Saved data entries:
^^^^^^^^

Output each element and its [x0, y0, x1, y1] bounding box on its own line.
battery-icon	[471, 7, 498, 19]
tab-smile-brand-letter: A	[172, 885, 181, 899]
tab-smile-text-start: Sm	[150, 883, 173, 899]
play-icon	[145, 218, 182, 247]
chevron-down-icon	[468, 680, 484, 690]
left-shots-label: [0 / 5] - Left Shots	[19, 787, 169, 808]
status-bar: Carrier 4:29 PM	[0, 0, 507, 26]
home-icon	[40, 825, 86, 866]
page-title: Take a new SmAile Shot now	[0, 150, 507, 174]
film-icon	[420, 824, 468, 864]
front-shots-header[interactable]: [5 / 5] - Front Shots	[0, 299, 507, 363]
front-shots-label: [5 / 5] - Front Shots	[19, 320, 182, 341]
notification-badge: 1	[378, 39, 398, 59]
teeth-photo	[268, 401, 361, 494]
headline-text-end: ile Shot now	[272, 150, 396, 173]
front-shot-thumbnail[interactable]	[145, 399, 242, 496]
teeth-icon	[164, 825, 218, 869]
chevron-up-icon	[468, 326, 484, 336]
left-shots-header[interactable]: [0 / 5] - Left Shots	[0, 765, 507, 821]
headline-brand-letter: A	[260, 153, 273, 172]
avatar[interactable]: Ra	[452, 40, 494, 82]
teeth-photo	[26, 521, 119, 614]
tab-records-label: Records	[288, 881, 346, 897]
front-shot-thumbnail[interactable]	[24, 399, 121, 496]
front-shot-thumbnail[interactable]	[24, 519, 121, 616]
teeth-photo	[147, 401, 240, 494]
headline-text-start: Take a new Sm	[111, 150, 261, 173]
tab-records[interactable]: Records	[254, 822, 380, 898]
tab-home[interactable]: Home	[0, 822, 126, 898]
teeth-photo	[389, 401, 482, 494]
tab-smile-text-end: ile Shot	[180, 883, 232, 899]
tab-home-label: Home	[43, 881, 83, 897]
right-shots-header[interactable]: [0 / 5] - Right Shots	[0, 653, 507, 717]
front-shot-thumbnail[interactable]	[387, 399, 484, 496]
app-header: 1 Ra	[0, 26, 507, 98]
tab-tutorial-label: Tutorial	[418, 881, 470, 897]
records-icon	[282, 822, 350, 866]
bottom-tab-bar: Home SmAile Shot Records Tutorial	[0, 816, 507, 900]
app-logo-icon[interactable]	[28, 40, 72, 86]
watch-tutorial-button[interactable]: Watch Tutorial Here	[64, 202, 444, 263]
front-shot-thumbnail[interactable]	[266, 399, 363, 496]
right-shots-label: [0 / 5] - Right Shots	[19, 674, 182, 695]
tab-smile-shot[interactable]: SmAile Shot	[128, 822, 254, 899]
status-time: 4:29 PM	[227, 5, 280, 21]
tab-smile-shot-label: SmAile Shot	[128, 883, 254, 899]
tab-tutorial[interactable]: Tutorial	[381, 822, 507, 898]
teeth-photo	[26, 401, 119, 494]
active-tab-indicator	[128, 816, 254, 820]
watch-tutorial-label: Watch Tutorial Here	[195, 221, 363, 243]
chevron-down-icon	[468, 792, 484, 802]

^^^^^^^^

• _Task brief_:
Please turn every line of the data above into a Markdown table with two columns, Row and Line, numbering each line and leaving out blank lines.

• _Final answer_:
| Row | Line |
|---|---|
| 1 | Output each element and its [x0, y0, x1, y1] bounding box on its own line. |
| 2 | battery-icon	[471, 7, 498, 19] |
| 3 | tab-smile-brand-letter: A	[172, 885, 181, 899] |
| 4 | tab-smile-text-start: Sm	[150, 883, 173, 899] |
| 5 | play-icon	[145, 218, 182, 247] |
| 6 | chevron-down-icon	[468, 680, 484, 690] |
| 7 | left-shots-label: [0 / 5] - Left Shots	[19, 787, 169, 808] |
| 8 | status-bar: Carrier 4:29 PM	[0, 0, 507, 26] |
| 9 | home-icon	[40, 825, 86, 866] |
| 10 | page-title: Take a new SmAile Shot now	[0, 150, 507, 174] |
| 11 | film-icon	[420, 824, 468, 864] |
| 12 | front-shots-header[interactable]: [5 / 5] - Front Shots	[0, 299, 507, 363] |
| 13 | front-shots-label: [5 / 5] - Front Shots	[19, 320, 182, 341] |
| 14 | notification-badge: 1	[378, 39, 398, 59] |
| 15 | teeth-photo	[268, 401, 361, 494] |
| 16 | headline-text-end: ile Shot now	[272, 150, 396, 173] |
| 17 | front-shot-thumbnail[interactable]	[145, 399, 242, 496] |
| 18 | teeth-icon	[164, 825, 218, 869] |
| 19 | chevron-up-icon	[468, 326, 484, 336] |
| 20 | left-shots-header[interactable]: [0 / 5] - Left Shots	[0, 765, 507, 821] |
| 21 | headline-brand-letter: A	[260, 153, 273, 172] |
| 22 | avatar[interactable]: Ra	[452, 40, 494, 82] |
| 23 | teeth-photo	[26, 521, 119, 614] |
| 24 | tab-records-label: Records	[288, 881, 346, 897] |
| 25 | front-shot-thumbnail[interactable]	[24, 399, 121, 496] |
| 26 | front-shot-thumbnail[interactable]	[24, 519, 121, 616] |
| 27 | teeth-photo	[147, 401, 240, 494] |
| 28 | headline-text-start: Take a new Sm	[111, 150, 261, 173] |
| 29 | tab-records[interactable]: Records	[254, 822, 380, 898] |
| 30 | tab-home[interactable]: Home	[0, 822, 126, 898] |
| 31 | teeth-photo	[389, 401, 482, 494] |
| 32 | tab-smile-text-end: ile Shot	[180, 883, 232, 899] |
| 33 | tab-home-label: Home	[43, 881, 83, 897] |
| 34 | right-shots-header[interactable]: [0 / 5] - Right Shots	[0, 653, 507, 717] |
| 35 | front-shot-thumbnail[interactable]	[387, 399, 484, 496] |
| 36 | app-header: 1 Ra	[0, 26, 507, 98] |
| 37 | tab-tutorial-label: Tutorial	[418, 881, 470, 897] |
| 38 | records-icon	[282, 822, 350, 866] |
| 39 | bottom-tab-bar: Home SmAile Shot Records Tutorial	[0, 816, 507, 900] |
| 40 | app-logo-icon[interactable]	[28, 40, 72, 86] |
| 41 | watch-tutorial-button[interactable]: Watch Tutorial Here	[64, 202, 444, 263] |
| 42 | front-shot-thumbnail[interactable]	[266, 399, 363, 496] |
| 43 | right-shots-label: [0 / 5] - Right Shots	[19, 674, 182, 695] |
| 44 | tab-smile-shot[interactable]: SmAile Shot	[128, 822, 254, 899] |
| 45 | status-time: 4:29 PM	[227, 5, 280, 21] |
| 46 | tab-smile-shot-label: SmAile Shot	[128, 883, 254, 899] |
| 47 | tab-tutorial[interactable]: Tutorial	[381, 822, 507, 898] |
| 48 | teeth-photo	[26, 401, 119, 494] |
| 49 | active-tab-indicator	[128, 816, 254, 820] |
| 50 | watch-tutorial-label: Watch Tutorial Here	[195, 221, 363, 243] |
| 51 | chevron-down-icon	[468, 792, 484, 802] |